→ **Directions**:
Check the listing below for lines that hold "indicateurs". How many are there? Please give only the number.

• • • • •

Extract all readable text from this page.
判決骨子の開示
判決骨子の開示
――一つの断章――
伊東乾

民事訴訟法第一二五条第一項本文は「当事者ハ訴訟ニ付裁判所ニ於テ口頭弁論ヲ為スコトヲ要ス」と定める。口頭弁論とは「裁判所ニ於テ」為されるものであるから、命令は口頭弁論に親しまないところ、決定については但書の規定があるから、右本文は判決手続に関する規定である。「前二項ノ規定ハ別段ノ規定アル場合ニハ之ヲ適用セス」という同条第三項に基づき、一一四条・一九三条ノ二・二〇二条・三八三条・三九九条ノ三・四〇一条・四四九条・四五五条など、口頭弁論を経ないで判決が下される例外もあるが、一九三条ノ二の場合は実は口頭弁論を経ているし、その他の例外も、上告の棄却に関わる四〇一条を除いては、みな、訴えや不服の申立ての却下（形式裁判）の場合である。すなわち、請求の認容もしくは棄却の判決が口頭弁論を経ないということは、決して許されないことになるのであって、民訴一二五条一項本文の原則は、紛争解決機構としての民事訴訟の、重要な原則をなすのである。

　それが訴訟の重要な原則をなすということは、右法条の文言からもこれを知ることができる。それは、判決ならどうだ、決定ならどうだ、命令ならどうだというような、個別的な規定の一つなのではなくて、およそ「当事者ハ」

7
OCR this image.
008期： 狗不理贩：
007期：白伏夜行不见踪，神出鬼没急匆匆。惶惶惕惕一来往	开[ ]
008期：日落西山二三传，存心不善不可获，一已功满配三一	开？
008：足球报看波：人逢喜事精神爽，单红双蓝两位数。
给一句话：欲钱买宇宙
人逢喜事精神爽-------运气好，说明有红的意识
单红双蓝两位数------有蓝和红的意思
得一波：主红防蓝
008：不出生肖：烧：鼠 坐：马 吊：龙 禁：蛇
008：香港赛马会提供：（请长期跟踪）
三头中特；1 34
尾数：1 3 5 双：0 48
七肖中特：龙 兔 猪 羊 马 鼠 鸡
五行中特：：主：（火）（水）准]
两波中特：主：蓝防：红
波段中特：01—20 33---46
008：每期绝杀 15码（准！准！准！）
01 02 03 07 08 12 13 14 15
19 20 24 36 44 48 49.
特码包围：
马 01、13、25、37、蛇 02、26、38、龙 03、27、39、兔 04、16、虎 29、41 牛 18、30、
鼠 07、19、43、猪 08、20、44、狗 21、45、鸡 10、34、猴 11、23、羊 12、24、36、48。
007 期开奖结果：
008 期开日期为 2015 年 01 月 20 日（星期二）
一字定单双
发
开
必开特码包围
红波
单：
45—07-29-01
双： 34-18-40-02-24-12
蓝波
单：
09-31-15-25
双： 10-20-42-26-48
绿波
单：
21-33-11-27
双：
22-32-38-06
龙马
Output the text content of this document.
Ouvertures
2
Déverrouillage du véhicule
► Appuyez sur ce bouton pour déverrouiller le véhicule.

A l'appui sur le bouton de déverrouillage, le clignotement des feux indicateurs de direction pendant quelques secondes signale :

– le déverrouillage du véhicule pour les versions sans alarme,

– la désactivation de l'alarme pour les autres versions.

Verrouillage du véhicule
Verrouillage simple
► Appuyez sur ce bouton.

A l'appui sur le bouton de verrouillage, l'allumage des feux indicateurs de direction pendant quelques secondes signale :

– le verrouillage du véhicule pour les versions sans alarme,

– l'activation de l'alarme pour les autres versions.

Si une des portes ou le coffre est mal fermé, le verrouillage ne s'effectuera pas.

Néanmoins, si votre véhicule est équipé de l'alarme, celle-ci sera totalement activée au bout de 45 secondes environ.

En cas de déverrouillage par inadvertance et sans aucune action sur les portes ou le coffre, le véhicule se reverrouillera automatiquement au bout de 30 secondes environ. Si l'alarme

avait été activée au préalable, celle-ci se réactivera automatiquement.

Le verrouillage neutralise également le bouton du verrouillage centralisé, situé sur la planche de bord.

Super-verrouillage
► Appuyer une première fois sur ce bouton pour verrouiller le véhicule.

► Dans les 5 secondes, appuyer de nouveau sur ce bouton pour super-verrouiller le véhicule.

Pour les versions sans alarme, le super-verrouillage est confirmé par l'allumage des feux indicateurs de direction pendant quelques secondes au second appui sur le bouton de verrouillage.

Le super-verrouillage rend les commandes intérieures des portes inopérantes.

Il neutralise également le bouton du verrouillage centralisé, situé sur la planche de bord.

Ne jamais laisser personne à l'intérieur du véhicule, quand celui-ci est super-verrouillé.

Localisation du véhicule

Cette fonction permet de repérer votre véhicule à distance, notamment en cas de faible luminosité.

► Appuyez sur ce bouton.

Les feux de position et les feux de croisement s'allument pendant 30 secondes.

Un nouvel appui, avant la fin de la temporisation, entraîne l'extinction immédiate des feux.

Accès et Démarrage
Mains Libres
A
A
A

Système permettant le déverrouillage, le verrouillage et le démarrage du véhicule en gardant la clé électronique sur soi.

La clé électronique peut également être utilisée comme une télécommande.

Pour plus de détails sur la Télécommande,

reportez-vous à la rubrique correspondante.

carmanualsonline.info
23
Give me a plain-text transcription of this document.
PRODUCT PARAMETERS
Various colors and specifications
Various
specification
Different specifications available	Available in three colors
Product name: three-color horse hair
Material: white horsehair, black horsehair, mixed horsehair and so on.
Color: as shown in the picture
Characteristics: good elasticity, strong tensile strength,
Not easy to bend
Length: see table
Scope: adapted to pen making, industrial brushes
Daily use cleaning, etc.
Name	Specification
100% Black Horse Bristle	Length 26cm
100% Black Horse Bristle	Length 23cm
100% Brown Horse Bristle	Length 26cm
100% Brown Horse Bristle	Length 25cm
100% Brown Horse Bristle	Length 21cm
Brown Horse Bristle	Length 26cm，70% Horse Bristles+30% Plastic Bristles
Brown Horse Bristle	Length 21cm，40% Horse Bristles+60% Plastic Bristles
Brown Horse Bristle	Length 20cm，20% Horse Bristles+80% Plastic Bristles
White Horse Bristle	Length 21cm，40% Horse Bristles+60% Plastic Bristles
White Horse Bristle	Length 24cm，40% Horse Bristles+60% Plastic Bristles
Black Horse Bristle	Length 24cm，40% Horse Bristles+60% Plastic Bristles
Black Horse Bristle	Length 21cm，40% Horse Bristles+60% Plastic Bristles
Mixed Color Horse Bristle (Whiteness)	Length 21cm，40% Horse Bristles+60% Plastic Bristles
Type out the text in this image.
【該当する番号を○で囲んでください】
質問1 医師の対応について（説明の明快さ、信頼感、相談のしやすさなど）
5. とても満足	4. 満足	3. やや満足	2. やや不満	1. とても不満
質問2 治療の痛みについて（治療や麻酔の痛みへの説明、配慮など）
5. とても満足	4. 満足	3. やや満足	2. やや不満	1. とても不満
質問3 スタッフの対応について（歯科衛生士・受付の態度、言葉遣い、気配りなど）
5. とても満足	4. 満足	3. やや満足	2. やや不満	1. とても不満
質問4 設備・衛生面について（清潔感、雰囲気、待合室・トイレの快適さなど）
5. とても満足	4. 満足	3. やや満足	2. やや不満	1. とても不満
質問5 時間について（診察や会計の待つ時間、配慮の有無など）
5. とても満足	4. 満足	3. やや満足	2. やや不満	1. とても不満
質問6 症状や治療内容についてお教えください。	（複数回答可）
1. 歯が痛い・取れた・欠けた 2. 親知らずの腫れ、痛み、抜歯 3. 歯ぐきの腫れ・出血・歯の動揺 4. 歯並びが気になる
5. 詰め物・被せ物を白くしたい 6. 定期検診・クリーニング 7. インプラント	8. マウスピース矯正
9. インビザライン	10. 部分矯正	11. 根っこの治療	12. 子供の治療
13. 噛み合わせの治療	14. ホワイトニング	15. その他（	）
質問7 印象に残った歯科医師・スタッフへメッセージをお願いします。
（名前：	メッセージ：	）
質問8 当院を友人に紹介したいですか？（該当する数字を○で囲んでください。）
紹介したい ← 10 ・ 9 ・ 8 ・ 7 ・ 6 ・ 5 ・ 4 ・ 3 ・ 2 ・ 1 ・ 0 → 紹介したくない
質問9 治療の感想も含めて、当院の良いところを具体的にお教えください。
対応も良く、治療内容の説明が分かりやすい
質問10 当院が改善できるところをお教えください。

• • • • •

→ **Exercise output**:
3